# [WORK REQUIRED]
Go through the data below and return each line where the string "alltså" appears.

BEGIN PROVIDED DATA

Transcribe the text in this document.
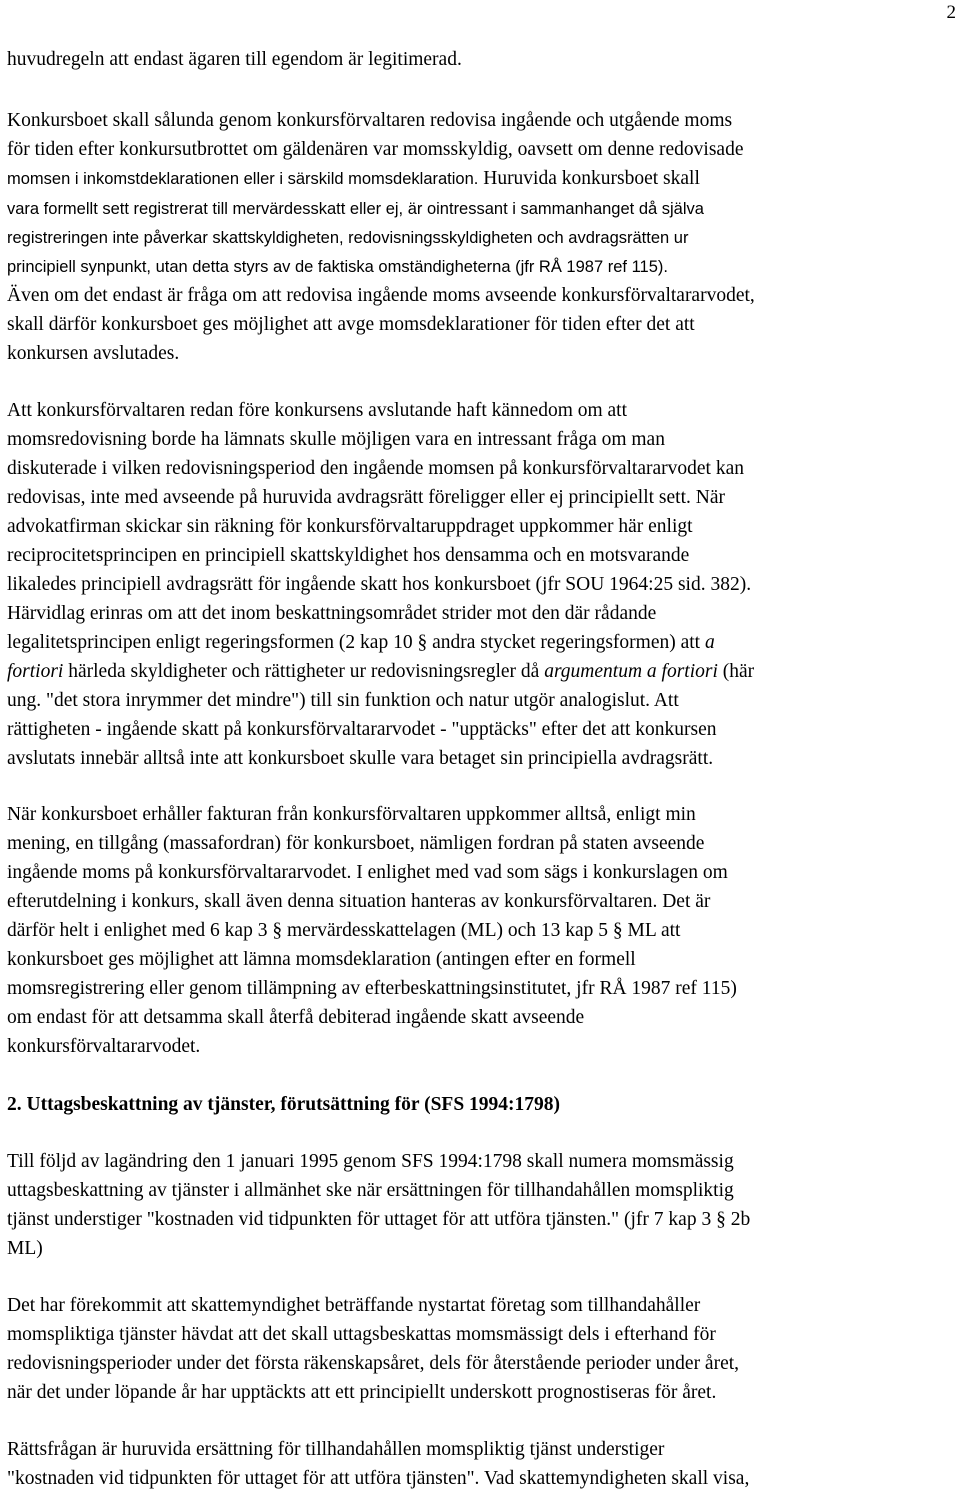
2
huvudregeln att endast ägaren till egendom är legitimerad.
Konkursboet skall sålunda genom konkursförvaltaren redovisa ingående och utgående moms
för tiden efter konkursutbrottet om gäldenären var momsskyldig, oavsett om denne redovisade
momsen i inkomstdeklarationen eller i särskild momsdeklaration. Huruvida konkursboet skall
vara formellt sett registrerat till mervärdesskatt eller ej, är ointressant i sammanhanget då själva
registreringen inte påverkar skattskyldigheten, redovisningsskyldigheten och avdragsrätten ur
principiell synpunkt, utan detta styrs av de faktiska omständigheterna (jfr RÅ 1987 ref 115).
Även om det endast är fråga om att redovisa ingående moms avseende konkursförvaltararvodet,
skall därför konkursboet ges möjlighet att avge momsdeklarationer för tiden efter det att
konkursen avslutades.
Att konkursförvaltaren redan före konkursens avslutande haft kännedom om att
momsredovisning borde ha lämnats skulle möjligen vara en intressant fråga om man
diskuterade i vilken redovisningsperiod den ingående momsen på konkursförvaltararvodet kan
redovisas, inte med avseende på huruvida avdragsrätt föreligger eller ej principiellt sett. När
advokatfirman skickar sin räkning för konkursförvaltaruppdraget uppkommer här enligt
reciprocitetsprincipen en principiell skattskyldighet hos densamma och en motsvarande
likaledes principiell avdragsrätt för ingående skatt hos konkursboet (jfr SOU 1964:25 sid. 382).
Härvidlag erinras om att det inom beskattningsområdet strider mot den där rådande
legalitetsprincipen enligt regeringsformen (2 kap 10 § andra stycket regeringsformen) att a
fortiori härleda skyldigheter och rättigheter ur redovisningsregler då argumentum a fortiori (här
ung. "det stora inrymmer det mindre") till sin funktion och natur utgör analogislut. Att
rättigheten - ingående skatt på konkursförvaltararvodet - "upptäcks" efter det att konkursen
avslutats innebär alltså inte att konkursboet skulle vara betaget sin principiella avdragsrätt.
När konkursboet erhåller fakturan från konkursförvaltaren uppkommer alltså, enligt min
mening, en tillgång (massafordran) för konkursboet, nämligen fordran på staten avseende
ingående moms på konkursförvaltararvodet. I enlighet med vad som sägs i konkurslagen om
efterutdelning i konkurs, skall även denna situation hanteras av konkursförvaltaren. Det är
därför helt i enlighet med 6 kap 3 § mervärdesskattelagen (ML) och 13 kap 5 § ML att
konkursboet ges möjlighet att lämna momsdeklaration (antingen efter en formell
momsregistrering eller genom tillämpning av efterbeskattningsinstitutet, jfr RÅ 1987 ref 115)
om endast för att detsamma skall återfå debiterad ingående skatt avseende
konkursförvaltararvodet.
2. Uttagsbeskattning av tjänster, förutsättning för (SFS 1994:1798)
Till följd av lagändring den 1 januari 1995 genom SFS 1994:1798 skall numera momsmässig
uttagsbeskattning av tjänster i allmänhet ske när ersättningen för tillhandahållen momspliktig
tjänst understiger "kostnaden vid tidpunkten för uttaget för att utföra tjänsten." (jfr 7 kap 3 § 2b
ML)
Det har förekommit att skattemyndighet beträffande nystartat företag som tillhandahåller
momspliktiga tjänster hävdat att det skall uttagsbeskattas momsmässigt dels i efterhand för
redovisningsperioder under det första räkenskapsåret, dels för återstående perioder under året,
när det under löpande år har upptäckts att ett principiellt underskott prognostiseras för året.
Rättsfrågan är huruvida ersättning för tillhandahållen momspliktig tjänst understiger
"kostnaden vid tidpunkten för uttaget för att utföra tjänsten". Vad skattemyndigheten skall visa,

END PROVIDED DATA

# [OUTPUT FOR THIS TASK]
avslutats innebär alltså inte att konkursboet skulle vara betaget sin principiella avdragsrätt.
När konkursboet erhåller fakturan från konkursförvaltaren uppkommer alltså, enligt min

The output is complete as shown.